* [TASK TO COMPLETE]:
From the material below, list every line containing "title".

Dataset items
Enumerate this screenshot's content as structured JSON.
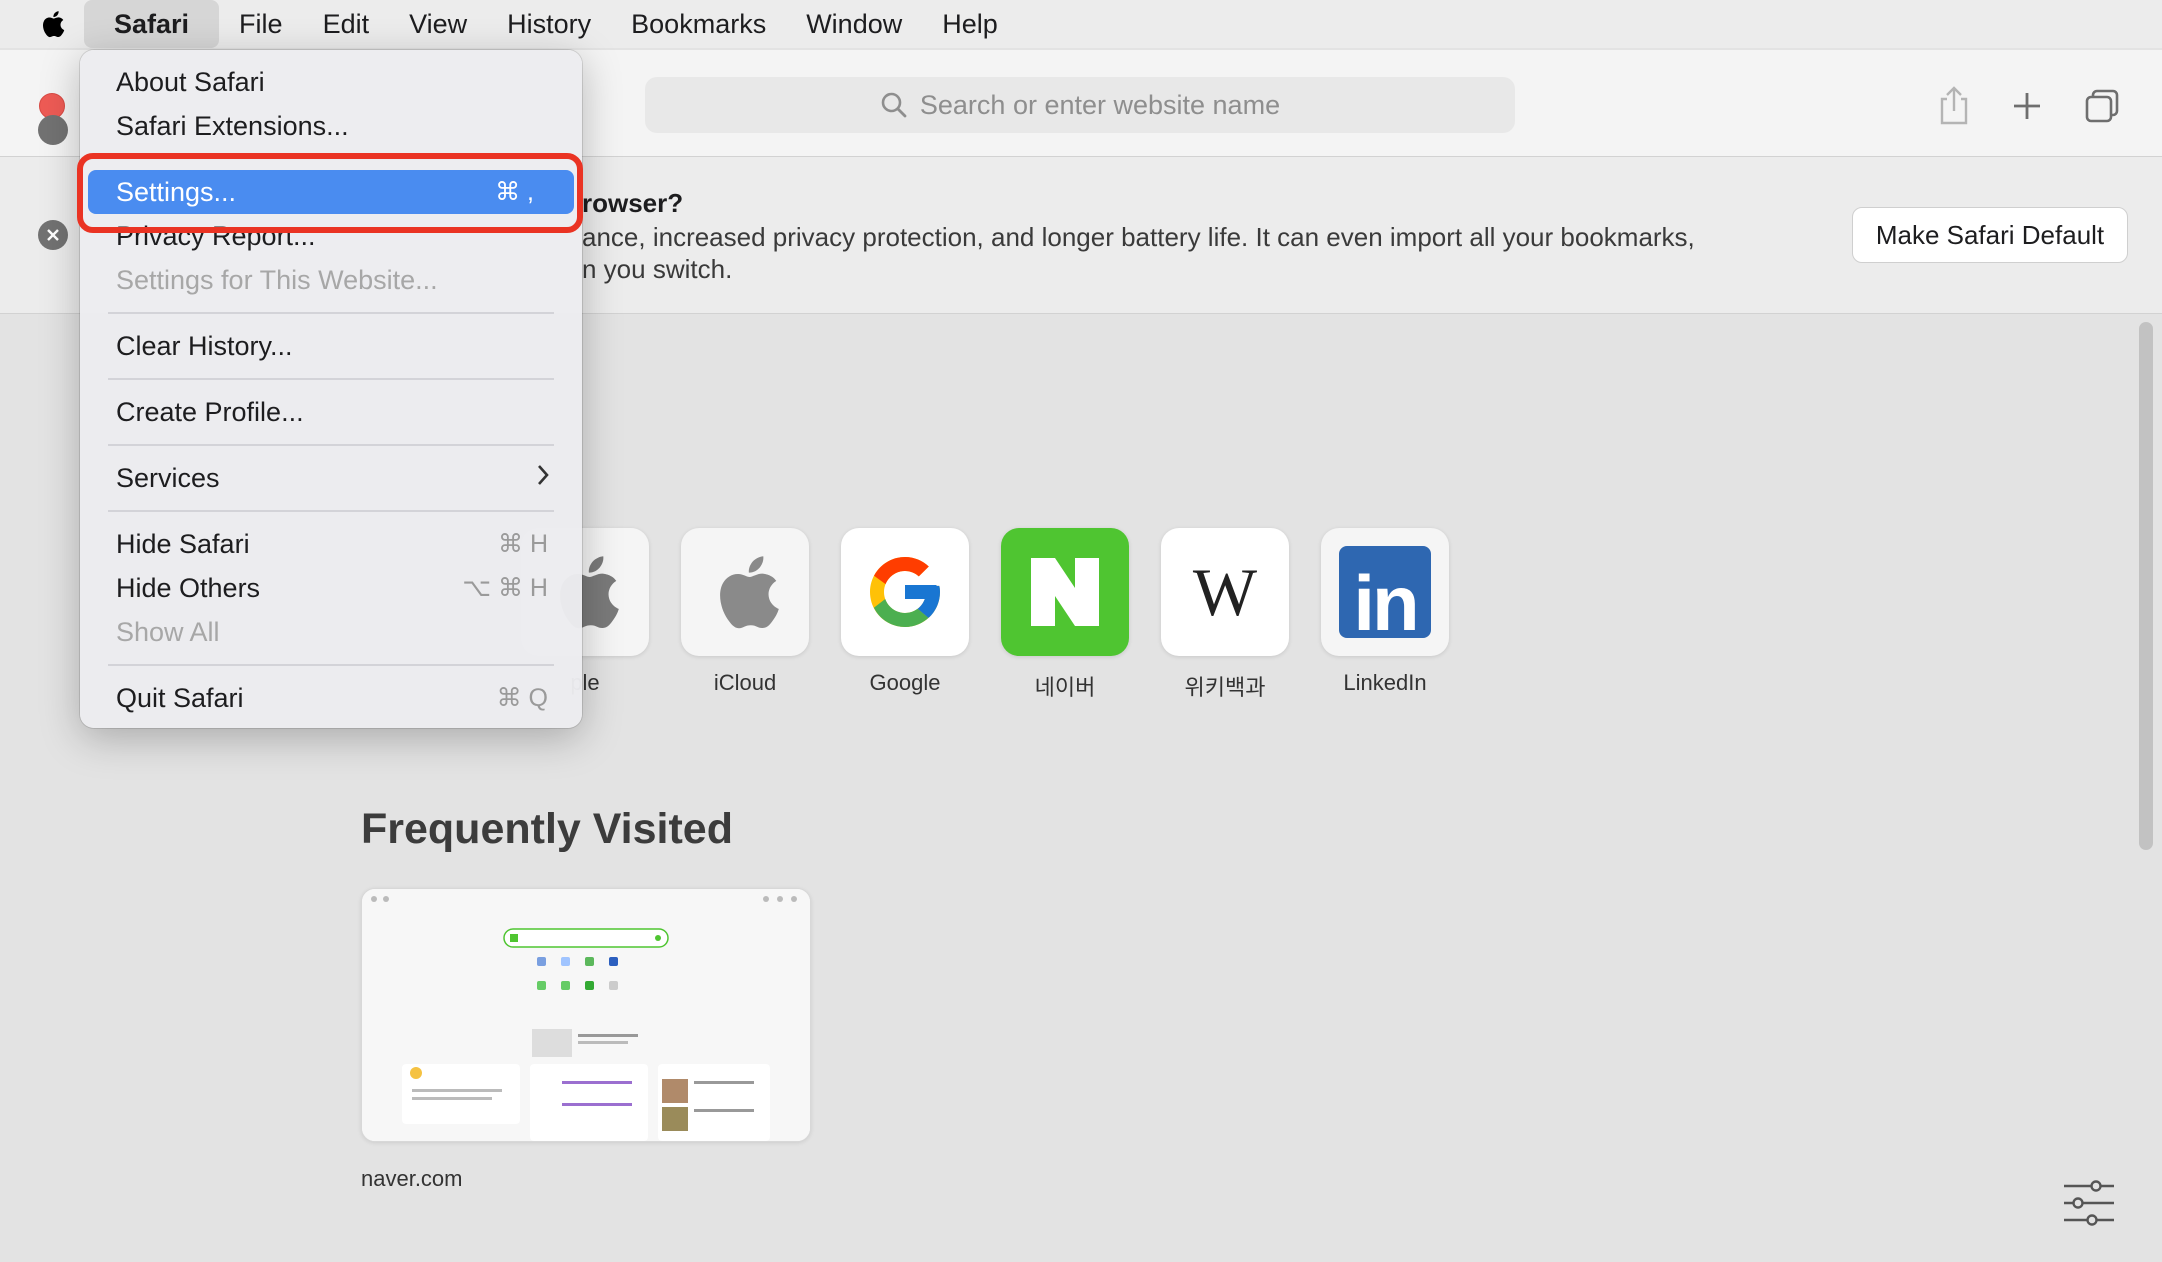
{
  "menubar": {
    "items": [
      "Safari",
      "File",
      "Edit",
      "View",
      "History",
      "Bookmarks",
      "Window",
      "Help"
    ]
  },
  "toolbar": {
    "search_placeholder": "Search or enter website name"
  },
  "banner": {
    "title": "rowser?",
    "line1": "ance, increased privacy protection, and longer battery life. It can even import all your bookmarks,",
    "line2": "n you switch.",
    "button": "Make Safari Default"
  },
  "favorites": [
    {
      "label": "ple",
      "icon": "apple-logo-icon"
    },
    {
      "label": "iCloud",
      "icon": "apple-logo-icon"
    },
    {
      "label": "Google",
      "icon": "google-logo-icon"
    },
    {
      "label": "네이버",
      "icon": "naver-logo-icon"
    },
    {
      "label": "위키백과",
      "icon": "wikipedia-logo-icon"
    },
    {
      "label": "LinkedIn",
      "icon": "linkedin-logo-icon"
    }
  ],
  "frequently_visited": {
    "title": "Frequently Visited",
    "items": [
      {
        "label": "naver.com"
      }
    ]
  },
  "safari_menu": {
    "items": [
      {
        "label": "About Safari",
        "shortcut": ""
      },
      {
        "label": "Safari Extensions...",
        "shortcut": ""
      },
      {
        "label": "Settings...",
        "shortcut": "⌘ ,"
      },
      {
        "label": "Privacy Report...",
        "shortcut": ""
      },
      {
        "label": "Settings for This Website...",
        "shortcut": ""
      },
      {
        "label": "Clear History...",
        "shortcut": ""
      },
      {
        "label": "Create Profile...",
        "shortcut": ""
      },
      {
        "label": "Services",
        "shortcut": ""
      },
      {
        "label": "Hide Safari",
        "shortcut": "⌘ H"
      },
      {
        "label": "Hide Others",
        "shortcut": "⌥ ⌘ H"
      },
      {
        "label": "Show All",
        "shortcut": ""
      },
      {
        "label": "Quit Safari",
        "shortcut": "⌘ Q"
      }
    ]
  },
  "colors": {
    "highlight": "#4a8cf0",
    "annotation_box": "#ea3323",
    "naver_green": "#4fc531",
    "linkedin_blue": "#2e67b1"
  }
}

* [TASK RESPONSE]:
    "title": "rowser?",
    "title": "Frequently Visited",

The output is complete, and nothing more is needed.